— BEGIN MATERIALS PROVIDED —
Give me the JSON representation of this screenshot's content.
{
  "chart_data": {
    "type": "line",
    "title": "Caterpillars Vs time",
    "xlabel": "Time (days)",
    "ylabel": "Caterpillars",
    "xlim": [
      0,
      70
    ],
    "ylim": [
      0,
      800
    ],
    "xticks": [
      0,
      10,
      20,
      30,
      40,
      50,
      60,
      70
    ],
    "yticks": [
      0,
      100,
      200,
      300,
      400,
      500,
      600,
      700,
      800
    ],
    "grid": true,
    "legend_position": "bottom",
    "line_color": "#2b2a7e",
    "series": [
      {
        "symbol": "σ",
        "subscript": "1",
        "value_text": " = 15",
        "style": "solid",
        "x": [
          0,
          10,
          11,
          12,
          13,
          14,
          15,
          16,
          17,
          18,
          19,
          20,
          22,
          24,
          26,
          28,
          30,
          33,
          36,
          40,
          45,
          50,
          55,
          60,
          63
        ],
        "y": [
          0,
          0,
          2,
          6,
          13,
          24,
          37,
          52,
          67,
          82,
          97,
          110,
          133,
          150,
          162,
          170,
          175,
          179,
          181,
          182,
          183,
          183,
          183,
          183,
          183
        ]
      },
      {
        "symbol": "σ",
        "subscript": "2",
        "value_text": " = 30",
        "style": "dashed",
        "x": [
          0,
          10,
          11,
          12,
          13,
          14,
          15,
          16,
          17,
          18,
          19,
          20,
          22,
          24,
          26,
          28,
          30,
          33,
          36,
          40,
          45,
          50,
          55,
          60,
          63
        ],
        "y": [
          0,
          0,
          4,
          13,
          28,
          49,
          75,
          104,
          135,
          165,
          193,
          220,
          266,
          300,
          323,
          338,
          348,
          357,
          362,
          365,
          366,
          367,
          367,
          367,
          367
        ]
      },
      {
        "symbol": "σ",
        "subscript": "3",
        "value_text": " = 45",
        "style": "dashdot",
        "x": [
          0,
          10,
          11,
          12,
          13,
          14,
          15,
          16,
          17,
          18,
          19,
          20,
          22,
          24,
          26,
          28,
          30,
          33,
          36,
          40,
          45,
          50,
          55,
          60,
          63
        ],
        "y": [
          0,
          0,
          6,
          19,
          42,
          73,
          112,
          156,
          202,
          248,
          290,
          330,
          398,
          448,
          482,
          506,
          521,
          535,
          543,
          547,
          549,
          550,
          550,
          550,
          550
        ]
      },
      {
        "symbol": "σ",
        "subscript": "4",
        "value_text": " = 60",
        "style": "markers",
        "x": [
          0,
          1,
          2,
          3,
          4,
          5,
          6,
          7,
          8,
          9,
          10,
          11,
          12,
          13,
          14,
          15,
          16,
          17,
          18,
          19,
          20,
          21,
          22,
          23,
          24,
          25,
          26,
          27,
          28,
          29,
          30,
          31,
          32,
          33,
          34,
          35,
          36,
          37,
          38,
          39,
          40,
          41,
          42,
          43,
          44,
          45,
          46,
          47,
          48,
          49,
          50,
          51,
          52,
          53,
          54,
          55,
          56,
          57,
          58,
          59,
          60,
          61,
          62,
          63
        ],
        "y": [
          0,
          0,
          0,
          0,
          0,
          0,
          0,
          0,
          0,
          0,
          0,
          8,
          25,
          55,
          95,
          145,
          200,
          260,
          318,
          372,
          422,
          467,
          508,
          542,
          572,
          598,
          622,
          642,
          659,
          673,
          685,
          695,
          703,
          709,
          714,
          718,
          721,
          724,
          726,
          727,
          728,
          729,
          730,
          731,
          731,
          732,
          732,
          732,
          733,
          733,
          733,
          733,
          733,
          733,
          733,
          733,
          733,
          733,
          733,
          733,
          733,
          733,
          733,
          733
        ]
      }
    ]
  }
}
— END MATERIALS PROVIDED —
— BEGIN MATERIALS PROVIDED —
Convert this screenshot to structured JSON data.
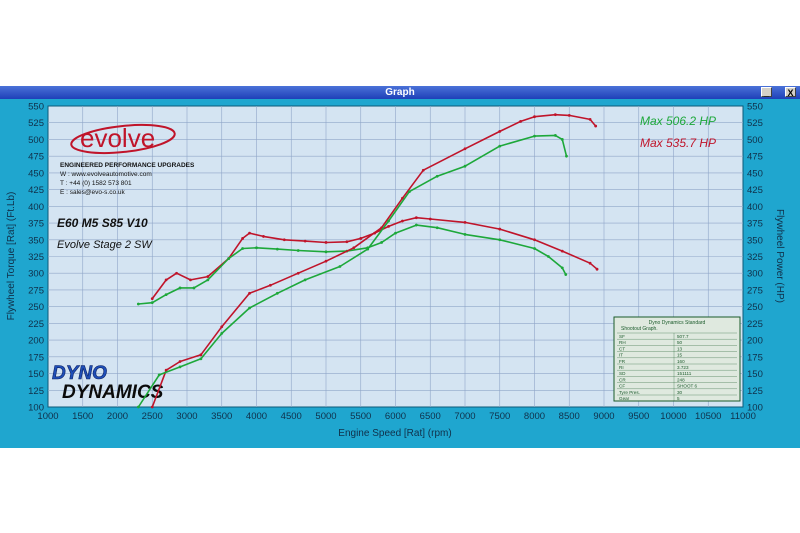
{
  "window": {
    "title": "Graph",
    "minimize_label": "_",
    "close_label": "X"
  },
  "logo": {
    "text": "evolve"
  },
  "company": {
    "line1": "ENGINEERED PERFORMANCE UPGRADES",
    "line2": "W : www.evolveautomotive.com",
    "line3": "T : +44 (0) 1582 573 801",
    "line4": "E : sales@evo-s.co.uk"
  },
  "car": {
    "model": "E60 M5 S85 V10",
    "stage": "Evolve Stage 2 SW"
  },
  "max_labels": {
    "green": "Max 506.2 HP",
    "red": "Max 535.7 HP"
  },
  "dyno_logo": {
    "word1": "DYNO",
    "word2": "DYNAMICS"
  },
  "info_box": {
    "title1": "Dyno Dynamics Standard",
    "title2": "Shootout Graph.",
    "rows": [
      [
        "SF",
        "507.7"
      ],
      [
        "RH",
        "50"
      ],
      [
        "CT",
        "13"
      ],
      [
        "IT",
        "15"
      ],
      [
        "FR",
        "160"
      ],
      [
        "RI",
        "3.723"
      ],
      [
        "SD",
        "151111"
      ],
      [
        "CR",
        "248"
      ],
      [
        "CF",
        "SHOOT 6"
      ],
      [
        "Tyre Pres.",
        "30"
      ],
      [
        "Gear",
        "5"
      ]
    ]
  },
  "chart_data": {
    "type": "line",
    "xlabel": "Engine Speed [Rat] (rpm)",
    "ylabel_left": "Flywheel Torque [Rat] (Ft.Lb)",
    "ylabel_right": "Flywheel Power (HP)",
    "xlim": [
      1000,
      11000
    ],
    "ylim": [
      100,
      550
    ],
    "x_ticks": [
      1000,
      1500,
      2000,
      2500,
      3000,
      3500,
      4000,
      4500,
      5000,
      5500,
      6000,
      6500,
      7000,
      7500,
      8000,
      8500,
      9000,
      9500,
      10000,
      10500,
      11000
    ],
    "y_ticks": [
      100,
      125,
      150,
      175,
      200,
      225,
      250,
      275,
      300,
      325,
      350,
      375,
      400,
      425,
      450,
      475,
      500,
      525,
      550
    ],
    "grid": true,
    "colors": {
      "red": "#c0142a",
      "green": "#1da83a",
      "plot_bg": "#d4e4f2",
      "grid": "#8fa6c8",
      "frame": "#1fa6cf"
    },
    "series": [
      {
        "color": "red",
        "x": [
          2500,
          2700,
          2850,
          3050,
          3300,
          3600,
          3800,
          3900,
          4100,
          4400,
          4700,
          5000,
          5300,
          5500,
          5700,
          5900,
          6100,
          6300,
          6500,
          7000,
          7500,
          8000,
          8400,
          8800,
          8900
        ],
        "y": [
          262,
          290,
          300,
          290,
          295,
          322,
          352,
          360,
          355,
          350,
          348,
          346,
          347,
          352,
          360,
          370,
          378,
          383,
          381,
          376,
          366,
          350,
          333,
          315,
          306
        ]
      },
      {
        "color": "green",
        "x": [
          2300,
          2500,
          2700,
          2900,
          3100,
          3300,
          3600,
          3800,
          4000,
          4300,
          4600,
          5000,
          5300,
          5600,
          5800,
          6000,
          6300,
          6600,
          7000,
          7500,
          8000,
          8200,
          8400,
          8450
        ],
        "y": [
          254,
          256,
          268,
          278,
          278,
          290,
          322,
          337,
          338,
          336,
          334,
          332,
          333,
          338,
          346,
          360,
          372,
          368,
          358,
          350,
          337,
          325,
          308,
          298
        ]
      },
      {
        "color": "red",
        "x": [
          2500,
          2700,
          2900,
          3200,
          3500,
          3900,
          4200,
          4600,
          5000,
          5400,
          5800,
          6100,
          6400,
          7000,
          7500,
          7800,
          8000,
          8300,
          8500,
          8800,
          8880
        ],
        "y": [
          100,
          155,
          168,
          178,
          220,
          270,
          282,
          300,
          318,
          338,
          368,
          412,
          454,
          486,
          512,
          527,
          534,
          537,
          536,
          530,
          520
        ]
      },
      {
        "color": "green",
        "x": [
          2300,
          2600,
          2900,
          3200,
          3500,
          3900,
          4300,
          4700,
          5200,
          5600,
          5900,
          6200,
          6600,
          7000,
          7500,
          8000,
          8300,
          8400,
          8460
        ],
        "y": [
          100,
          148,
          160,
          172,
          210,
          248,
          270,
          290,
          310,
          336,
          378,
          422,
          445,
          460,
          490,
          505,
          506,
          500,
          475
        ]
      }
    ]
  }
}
— END MATERIALS PROVIDED —
• **BRIEF**
From the data above, pick out each line containing "subscript" and copy it.

• **FINAL RESULT**
        "subscript": "1",
        "subscript": "2",
        "subscript": "3",
        "subscript": "4",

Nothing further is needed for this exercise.